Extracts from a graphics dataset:
______

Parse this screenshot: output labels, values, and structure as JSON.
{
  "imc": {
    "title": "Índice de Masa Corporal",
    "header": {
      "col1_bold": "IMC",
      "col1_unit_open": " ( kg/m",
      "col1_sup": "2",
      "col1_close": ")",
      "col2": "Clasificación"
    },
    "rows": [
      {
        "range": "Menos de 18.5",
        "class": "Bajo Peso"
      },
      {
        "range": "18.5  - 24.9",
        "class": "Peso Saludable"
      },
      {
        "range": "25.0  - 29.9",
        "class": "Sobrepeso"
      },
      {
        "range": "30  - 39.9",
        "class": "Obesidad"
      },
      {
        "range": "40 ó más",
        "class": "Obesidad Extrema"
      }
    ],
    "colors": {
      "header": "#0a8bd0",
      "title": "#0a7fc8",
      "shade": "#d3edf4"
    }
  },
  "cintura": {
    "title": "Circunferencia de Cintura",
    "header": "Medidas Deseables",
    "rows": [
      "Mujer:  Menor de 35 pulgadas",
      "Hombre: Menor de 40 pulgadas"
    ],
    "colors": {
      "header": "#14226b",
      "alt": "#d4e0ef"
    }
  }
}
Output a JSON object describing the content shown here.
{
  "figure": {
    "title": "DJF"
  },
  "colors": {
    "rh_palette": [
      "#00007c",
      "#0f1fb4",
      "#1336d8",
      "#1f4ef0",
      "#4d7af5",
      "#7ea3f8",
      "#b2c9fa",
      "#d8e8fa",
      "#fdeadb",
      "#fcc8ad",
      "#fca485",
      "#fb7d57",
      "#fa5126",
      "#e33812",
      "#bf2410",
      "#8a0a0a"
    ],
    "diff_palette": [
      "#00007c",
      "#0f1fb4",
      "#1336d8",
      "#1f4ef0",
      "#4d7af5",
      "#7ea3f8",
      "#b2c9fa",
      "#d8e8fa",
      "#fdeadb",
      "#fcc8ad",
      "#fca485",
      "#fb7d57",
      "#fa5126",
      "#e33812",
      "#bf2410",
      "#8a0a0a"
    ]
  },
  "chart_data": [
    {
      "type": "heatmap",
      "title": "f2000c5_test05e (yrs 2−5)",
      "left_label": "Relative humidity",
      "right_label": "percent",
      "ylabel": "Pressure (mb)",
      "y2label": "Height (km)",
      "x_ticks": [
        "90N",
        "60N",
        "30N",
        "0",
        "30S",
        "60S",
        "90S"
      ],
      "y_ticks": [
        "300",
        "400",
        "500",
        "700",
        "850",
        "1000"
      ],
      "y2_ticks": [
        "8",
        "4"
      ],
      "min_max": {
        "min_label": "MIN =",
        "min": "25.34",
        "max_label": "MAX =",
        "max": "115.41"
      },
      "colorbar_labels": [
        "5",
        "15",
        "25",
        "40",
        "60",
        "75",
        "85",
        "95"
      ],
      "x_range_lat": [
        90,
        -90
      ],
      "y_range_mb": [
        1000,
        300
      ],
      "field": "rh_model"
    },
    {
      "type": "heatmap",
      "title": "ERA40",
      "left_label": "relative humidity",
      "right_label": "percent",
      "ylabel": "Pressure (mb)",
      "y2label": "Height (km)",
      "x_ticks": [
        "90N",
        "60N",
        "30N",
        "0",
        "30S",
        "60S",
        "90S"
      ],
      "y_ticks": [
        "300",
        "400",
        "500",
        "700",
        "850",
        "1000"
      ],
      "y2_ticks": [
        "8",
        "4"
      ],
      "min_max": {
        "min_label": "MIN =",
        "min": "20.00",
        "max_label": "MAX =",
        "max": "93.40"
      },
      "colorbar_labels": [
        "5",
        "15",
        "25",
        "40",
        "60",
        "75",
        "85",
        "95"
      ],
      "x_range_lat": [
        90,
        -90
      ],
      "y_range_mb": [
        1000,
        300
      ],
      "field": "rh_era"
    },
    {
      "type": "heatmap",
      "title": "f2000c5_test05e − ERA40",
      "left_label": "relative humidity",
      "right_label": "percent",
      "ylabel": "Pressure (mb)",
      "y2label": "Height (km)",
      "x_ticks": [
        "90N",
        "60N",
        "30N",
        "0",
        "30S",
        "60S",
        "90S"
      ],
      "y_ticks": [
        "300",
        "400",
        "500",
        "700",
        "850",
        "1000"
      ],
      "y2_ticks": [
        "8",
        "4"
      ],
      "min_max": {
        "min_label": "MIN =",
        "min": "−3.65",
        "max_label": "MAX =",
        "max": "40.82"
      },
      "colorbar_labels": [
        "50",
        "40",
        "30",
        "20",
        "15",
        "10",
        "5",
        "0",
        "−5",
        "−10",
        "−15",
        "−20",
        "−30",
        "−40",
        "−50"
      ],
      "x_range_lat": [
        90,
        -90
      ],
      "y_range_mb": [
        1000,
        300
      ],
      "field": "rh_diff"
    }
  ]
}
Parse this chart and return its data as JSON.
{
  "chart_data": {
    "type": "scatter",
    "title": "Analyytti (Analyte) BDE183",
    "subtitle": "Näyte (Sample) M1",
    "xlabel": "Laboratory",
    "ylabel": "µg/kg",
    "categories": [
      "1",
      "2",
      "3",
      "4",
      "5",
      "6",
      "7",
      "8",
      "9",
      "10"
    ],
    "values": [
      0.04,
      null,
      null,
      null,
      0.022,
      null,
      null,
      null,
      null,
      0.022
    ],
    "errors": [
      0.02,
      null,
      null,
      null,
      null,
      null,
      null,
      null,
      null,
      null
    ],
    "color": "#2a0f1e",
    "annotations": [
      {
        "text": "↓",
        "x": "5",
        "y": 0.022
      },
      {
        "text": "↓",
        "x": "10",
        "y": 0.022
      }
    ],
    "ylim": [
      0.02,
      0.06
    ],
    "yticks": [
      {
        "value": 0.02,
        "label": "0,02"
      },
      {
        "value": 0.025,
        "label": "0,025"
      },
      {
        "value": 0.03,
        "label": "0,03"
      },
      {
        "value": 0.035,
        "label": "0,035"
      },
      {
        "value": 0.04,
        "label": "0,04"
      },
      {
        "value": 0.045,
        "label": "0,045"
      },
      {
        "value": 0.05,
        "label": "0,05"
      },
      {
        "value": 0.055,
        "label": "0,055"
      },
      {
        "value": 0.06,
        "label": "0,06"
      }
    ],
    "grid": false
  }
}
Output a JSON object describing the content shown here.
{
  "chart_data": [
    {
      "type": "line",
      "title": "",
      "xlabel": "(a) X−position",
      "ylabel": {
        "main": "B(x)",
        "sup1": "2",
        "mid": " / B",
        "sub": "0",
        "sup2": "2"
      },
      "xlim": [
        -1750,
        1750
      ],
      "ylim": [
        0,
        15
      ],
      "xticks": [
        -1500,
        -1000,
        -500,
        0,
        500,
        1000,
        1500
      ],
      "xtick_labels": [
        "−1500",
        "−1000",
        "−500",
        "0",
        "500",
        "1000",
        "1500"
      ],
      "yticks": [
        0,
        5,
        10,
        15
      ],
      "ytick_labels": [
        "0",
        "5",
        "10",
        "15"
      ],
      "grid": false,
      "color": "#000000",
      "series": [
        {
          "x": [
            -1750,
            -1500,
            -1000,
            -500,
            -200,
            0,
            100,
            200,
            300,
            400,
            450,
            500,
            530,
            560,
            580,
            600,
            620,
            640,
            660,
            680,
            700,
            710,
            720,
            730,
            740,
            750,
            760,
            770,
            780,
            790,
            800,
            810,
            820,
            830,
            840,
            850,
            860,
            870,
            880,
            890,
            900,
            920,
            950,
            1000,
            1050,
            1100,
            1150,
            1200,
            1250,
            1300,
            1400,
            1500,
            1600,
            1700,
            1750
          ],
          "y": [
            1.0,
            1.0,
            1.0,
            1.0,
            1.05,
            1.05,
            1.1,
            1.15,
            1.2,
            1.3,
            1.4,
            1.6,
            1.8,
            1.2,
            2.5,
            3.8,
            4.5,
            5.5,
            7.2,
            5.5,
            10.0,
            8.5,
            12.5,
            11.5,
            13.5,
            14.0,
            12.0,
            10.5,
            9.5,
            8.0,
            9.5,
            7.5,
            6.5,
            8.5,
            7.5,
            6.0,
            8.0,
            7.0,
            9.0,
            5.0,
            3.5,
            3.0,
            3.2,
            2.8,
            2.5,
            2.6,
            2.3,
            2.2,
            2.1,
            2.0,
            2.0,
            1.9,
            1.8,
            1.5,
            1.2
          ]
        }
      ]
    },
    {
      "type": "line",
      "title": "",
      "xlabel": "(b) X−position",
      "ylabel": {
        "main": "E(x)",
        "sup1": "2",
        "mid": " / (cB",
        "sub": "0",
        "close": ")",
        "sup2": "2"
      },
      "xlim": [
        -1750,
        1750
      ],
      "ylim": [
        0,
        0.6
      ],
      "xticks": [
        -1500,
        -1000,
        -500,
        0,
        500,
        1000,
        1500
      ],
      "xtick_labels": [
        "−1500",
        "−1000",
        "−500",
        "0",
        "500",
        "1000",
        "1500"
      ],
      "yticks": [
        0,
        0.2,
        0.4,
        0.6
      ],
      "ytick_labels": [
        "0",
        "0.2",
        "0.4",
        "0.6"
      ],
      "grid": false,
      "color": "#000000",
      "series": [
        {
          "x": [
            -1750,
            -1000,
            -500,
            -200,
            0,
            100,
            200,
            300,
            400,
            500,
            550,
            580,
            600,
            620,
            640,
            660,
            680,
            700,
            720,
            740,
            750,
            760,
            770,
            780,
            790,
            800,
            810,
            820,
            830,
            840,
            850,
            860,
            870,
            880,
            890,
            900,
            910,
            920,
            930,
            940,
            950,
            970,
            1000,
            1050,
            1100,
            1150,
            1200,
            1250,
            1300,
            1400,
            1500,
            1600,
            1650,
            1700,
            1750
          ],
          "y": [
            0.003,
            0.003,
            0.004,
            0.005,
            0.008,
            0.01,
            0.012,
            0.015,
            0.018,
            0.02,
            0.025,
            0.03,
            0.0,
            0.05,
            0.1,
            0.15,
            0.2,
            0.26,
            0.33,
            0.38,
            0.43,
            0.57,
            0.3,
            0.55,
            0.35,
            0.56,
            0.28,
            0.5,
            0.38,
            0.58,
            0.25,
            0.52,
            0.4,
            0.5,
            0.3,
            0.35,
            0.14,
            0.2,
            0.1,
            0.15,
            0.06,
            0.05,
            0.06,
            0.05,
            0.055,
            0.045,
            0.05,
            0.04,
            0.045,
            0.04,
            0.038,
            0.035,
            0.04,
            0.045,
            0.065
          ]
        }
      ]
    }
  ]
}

______

__Direction__: Select all lines with the word "values" from the entries above.

__Complete answer__:
Parse this screenshot: output labels, values, and structure as JSON.
    "values": [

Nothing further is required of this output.